Data for this task
===============

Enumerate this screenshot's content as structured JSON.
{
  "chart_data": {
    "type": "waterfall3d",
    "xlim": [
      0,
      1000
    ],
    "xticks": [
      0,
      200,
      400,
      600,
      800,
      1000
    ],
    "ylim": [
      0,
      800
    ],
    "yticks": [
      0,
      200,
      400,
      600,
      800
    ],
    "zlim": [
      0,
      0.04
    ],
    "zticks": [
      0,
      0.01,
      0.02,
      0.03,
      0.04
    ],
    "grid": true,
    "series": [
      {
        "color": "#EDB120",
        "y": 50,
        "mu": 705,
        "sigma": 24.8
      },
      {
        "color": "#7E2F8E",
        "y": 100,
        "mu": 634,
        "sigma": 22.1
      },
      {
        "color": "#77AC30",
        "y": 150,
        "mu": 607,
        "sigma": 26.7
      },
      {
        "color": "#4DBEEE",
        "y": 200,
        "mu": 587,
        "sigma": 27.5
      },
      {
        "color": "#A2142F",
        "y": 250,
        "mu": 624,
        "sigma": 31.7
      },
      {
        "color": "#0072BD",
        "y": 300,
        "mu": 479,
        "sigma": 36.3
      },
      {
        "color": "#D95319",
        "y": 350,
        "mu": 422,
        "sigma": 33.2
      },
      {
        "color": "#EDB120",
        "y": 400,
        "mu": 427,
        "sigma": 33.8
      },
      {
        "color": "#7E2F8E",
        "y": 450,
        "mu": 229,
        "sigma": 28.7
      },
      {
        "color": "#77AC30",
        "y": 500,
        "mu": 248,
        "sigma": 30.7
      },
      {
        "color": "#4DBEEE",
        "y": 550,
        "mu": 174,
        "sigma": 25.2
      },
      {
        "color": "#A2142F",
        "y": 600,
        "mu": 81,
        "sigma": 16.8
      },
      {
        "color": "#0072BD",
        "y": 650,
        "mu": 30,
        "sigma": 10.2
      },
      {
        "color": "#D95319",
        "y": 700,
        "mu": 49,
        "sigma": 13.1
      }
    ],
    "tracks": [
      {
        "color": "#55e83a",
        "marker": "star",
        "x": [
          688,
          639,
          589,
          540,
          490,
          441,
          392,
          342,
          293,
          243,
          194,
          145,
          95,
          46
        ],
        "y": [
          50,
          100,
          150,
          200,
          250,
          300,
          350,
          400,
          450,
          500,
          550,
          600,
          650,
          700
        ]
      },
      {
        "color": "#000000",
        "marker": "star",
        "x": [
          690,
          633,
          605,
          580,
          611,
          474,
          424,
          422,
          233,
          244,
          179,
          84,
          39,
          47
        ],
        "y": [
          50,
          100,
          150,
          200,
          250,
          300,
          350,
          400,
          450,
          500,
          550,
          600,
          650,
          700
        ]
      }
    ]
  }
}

===============

Exercise directions
Each line of the material above needs to be quoted exactly, please.

The output
Enumerate this screenshot's content as structured JSON.
{
  "chart_data": {
    "type": "waterfall3d",
    "xlim": [
      0,
      1000
    ],
    "xticks": [
      0,
      200,
      400,
      600,
      800,
      1000
    ],
    "ylim": [
      0,
      800
    ],
    "yticks": [
      0,
      200,
      400,
      600,
      800
    ],
    "zlim": [
      0,
      0.04
    ],
    "zticks": [
      0,
      0.01,
      0.02,
      0.03,
      0.04
    ],
    "grid": true,
    "series": [
      {
        "color": "#EDB120",
        "y": 50,
        "mu": 705,
        "sigma": 24.8
      },
      {
        "color": "#7E2F8E",
        "y": 100,
        "mu": 634,
        "sigma": 22.1
      },
      {
        "color": "#77AC30",
        "y": 150,
        "mu": 607,
        "sigma": 26.7
      },
      {
        "color": "#4DBEEE",
        "y": 200,
        "mu": 587,
        "sigma": 27.5
      },
      {
        "color": "#A2142F",
        "y": 250,
        "mu": 624,
        "sigma": 31.7
      },
      {
        "color": "#0072BD",
        "y": 300,
        "mu": 479,
        "sigma": 36.3
      },
      {
        "color": "#D95319",
        "y": 350,
        "mu": 422,
        "sigma": 33.2
      },
      {
        "color": "#EDB120",
        "y": 400,
        "mu": 427,
        "sigma": 33.8
      },
      {
        "color": "#7E2F8E",
        "y": 450,
        "mu": 229,
        "sigma": 28.7
      },
      {
        "color": "#77AC30",
        "y": 500,
        "mu": 248,
        "sigma": 30.7
      },
      {
        "color": "#4DBEEE",
        "y": 550,
        "mu": 174,
        "sigma": 25.2
      },
      {
        "color": "#A2142F",
        "y": 600,
        "mu": 81,
        "sigma": 16.8
      },
      {
        "color": "#0072BD",
        "y": 650,
        "mu": 30,
        "sigma": 10.2
      },
      {
        "color": "#D95319",
        "y": 700,
        "mu": 49,
        "sigma": 13.1
      }
    ],
    "tracks": [
      {
        "color": "#55e83a",
        "marker": "star",
        "x": [
          688,
          639,
          589,
          540,
          490,
          441,
          392,
          342,
          293,
          243,
          194,
          145,
          95,
          46
        ],
        "y": [
          50,
          100,
          150,
          200,
          250,
          300,
          350,
          400,
          450,
          500,
          550,
          600,
          650,
          700
        ]
      },
      {
        "color": "#000000",
        "marker": "star",
        "x": [
          690,
          633,
          605,
          580,
          611,
          474,
          424,
          422,
          233,
          244,
          179,
          84,
          39,
          47
        ],
        "y": [
          50,
          100,
          150,
          200,
          250,
          300,
          350,
          400,
          450,
          500,
          550,
          600,
          650,
          700
        ]
      }
    ]
  }
}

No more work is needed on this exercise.